- What is being asked
Each line that holds the word "учет" is to be identified and copied.

Collected data entries
======

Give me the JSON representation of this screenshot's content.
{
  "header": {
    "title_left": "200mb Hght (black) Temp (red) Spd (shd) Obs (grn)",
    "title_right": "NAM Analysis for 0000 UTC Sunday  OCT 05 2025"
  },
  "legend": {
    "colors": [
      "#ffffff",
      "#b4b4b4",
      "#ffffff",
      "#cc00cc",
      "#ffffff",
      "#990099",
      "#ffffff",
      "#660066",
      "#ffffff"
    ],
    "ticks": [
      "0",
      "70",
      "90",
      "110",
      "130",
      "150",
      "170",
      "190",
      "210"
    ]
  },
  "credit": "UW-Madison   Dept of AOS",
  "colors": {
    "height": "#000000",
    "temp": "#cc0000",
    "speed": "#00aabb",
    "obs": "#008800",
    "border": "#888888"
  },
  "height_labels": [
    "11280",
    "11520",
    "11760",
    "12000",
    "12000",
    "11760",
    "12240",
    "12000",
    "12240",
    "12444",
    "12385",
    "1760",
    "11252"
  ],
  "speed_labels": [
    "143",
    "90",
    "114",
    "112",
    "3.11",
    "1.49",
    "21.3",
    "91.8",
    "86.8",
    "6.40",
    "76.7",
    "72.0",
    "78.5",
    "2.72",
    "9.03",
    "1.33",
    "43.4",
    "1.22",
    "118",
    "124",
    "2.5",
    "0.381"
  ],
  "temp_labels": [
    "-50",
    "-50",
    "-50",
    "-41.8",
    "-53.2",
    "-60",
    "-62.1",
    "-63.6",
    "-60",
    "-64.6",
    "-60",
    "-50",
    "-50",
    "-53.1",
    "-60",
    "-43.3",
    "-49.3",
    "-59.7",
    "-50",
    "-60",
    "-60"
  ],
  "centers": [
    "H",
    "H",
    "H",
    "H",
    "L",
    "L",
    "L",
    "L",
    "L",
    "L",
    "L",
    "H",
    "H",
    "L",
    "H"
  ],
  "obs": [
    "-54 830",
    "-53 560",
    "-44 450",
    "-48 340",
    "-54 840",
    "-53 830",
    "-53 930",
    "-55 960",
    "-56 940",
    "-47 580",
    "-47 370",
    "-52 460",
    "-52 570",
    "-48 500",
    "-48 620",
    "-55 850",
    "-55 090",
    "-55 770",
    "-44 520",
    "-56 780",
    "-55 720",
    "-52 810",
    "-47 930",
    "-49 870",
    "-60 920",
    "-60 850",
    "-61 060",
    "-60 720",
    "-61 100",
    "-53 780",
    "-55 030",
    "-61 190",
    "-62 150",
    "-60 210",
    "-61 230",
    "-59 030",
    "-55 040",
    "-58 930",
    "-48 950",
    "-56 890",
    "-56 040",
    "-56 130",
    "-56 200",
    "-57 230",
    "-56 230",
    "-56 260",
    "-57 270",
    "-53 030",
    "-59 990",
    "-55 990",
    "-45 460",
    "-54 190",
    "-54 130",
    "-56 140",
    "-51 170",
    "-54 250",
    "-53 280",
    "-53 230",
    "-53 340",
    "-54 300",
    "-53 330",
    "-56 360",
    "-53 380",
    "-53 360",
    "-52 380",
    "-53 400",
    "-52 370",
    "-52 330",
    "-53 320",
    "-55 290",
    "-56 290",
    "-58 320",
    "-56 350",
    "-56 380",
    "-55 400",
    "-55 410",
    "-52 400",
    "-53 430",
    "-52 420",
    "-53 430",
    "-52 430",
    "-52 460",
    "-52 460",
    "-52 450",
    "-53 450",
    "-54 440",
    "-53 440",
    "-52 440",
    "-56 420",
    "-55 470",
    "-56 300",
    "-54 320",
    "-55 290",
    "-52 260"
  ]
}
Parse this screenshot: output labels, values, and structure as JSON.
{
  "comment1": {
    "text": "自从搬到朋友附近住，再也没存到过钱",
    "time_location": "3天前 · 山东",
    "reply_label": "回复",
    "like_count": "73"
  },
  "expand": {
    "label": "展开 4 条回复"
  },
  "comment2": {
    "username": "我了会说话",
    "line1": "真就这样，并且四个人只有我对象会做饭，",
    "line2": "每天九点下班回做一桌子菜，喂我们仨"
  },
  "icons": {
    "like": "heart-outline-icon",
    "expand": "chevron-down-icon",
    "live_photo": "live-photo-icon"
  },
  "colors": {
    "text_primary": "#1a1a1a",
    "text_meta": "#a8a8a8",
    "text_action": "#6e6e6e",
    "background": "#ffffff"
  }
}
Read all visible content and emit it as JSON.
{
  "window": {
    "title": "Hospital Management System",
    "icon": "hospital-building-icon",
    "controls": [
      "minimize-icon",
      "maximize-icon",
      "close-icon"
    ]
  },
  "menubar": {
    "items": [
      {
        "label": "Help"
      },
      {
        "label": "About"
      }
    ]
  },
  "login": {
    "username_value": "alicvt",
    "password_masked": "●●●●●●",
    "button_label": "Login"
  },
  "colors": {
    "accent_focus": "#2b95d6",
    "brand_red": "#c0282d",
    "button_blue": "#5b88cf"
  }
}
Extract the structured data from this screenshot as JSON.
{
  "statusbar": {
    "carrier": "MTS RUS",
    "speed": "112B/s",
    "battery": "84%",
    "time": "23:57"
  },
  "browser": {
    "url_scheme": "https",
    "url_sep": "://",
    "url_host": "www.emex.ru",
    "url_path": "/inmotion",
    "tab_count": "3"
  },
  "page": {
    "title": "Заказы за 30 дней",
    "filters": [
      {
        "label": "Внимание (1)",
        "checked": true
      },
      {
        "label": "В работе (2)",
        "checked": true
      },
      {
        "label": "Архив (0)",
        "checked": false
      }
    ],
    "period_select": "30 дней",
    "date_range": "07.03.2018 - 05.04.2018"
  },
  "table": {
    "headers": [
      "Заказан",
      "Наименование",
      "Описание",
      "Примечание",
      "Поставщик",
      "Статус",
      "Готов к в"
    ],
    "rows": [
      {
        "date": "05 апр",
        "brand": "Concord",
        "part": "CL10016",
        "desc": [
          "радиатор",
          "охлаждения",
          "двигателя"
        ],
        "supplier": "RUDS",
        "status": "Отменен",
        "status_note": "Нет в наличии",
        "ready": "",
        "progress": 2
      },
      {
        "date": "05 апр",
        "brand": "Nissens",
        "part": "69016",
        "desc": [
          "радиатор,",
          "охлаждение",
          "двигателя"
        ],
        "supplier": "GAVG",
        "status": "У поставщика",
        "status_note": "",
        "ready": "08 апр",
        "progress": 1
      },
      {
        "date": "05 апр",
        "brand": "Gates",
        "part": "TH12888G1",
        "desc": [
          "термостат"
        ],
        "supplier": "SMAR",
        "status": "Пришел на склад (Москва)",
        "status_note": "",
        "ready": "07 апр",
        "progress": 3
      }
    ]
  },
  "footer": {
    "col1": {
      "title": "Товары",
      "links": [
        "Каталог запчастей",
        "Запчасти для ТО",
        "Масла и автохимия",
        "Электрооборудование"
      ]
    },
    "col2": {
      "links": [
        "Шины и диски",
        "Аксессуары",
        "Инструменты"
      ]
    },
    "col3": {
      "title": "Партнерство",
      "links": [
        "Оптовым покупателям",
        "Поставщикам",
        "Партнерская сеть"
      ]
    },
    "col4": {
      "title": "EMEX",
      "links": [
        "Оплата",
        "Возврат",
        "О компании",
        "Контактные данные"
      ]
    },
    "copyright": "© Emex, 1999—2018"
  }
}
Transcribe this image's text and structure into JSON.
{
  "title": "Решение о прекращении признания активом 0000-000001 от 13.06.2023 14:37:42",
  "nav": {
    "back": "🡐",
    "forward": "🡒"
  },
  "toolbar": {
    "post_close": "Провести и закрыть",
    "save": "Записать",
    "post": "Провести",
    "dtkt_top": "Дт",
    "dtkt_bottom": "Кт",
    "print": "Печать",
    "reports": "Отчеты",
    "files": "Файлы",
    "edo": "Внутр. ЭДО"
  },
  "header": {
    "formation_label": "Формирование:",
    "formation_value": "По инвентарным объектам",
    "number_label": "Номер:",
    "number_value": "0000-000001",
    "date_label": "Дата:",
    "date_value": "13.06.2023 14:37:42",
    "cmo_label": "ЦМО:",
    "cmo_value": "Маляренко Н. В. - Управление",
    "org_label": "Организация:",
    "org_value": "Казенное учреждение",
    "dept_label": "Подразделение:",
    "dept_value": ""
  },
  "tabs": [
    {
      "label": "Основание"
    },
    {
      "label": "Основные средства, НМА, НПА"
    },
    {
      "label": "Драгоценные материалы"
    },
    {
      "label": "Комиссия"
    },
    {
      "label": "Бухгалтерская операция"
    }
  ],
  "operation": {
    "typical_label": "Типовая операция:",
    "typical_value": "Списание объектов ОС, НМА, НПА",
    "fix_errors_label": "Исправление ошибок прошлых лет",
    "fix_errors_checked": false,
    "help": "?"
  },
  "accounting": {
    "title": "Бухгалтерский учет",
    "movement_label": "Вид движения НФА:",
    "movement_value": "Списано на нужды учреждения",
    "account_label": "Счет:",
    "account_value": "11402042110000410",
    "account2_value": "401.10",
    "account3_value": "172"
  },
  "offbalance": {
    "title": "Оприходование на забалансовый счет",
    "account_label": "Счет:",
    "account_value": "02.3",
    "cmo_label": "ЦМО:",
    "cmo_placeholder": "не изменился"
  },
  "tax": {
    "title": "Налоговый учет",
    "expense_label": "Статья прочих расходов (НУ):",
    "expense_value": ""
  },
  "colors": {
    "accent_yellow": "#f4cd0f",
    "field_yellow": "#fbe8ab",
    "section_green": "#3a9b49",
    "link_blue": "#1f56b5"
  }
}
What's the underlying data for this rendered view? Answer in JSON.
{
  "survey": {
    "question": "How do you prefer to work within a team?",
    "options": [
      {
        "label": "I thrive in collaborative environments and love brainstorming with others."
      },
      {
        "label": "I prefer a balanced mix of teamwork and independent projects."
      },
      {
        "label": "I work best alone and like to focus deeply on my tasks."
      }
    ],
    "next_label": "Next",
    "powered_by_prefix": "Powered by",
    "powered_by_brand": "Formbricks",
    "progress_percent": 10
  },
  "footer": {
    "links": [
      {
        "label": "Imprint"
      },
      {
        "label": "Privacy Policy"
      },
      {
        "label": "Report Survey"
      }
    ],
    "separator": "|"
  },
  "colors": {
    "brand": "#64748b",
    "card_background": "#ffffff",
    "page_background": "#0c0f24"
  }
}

======

- Answer for this exercise
    "title": "Бухгалтерский учет",
    "title": "Налоговый учет",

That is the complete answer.